## Directions
Repeat all of the data precisely.

## Data for processing
● ● ●
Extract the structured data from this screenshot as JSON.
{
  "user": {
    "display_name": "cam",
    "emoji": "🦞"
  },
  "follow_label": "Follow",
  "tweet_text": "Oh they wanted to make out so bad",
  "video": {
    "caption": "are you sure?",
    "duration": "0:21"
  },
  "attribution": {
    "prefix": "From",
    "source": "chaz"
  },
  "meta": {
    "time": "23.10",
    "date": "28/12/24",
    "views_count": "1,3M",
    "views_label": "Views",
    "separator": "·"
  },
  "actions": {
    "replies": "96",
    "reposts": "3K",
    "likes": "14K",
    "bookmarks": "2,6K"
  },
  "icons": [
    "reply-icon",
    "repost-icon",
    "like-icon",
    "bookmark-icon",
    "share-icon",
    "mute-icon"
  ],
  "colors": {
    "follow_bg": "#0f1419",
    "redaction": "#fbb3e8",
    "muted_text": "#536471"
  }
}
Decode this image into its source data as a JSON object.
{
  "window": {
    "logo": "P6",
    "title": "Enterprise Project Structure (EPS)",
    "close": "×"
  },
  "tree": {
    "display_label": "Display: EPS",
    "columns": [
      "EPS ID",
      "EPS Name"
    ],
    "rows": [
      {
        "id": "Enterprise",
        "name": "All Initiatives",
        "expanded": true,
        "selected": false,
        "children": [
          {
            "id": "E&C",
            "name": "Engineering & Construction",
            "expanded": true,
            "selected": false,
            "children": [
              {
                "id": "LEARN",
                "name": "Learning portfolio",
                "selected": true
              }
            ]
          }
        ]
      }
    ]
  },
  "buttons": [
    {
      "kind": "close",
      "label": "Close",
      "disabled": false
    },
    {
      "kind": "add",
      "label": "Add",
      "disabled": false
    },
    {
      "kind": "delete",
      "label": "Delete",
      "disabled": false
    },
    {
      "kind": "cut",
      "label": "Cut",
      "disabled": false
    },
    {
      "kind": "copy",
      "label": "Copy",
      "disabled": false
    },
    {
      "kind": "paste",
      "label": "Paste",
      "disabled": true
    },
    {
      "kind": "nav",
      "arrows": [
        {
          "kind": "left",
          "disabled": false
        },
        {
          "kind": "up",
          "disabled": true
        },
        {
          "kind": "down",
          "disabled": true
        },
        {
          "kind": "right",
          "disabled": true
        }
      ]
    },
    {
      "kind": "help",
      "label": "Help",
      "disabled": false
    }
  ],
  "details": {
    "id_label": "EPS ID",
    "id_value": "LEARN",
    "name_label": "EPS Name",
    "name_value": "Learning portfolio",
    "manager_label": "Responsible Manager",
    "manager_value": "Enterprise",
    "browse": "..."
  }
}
● ● ●
## Written answer
Extract the structured data from this screenshot as JSON.
{
  "user": {
    "display_name": "cam",
    "emoji": "🦞"
  },
  "follow_label": "Follow",
  "tweet_text": "Oh they wanted to make out so bad",
  "video": {
    "caption": "are you sure?",
    "duration": "0:21"
  },
  "attribution": {
    "prefix": "From",
    "source": "chaz"
  },
  "meta": {
    "time": "23.10",
    "date": "28/12/24",
    "views_count": "1,3M",
    "views_label": "Views",
    "separator": "·"
  },
  "actions": {
    "replies": "96",
    "reposts": "3K",
    "likes": "14K",
    "bookmarks": "2,6K"
  },
  "icons": [
    "reply-icon",
    "repost-icon",
    "like-icon",
    "bookmark-icon",
    "share-icon",
    "mute-icon"
  ],
  "colors": {
    "follow_bg": "#0f1419",
    "redaction": "#fbb3e8",
    "muted_text": "#536471"
  }
}
Decode this image into its source data as a JSON object.
{
  "window": {
    "logo": "P6",
    "title": "Enterprise Project Structure (EPS)",
    "close": "×"
  },
  "tree": {
    "display_label": "Display: EPS",
    "columns": [
      "EPS ID",
      "EPS Name"
    ],
    "rows": [
      {
        "id": "Enterprise",
        "name": "All Initiatives",
        "expanded": true,
        "selected": false,
        "children": [
          {
            "id": "E&C",
            "name": "Engineering & Construction",
            "expanded": true,
            "selected": false,
            "children": [
              {
                "id": "LEARN",
                "name": "Learning portfolio",
                "selected": true
              }
            ]
          }
        ]
      }
    ]
  },
  "buttons": [
    {
      "kind": "close",
      "label": "Close",
      "disabled": false
    },
    {
      "kind": "add",
      "label": "Add",
      "disabled": false
    },
    {
      "kind": "delete",
      "label": "Delete",
      "disabled": false
    },
    {
      "kind": "cut",
      "label": "Cut",
      "disabled": false
    },
    {
      "kind": "copy",
      "label": "Copy",
      "disabled": false
    },
    {
      "kind": "paste",
      "label": "Paste",
      "disabled": true
    },
    {
      "kind": "nav",
      "arrows": [
        {
          "kind": "left",
          "disabled": false
        },
        {
          "kind": "up",
          "disabled": true
        },
        {
          "kind": "down",
          "disabled": true
        },
        {
          "kind": "right",
          "disabled": true
        }
      ]
    },
    {
      "kind": "help",
      "label": "Help",
      "disabled": false
    }
  ],
  "details": {
    "id_label": "EPS ID",
    "id_value": "LEARN",
    "name_label": "EPS Name",
    "name_value": "Learning portfolio",
    "manager_label": "Responsible Manager",
    "manager_value": "Enterprise",
    "browse": "..."
  }
}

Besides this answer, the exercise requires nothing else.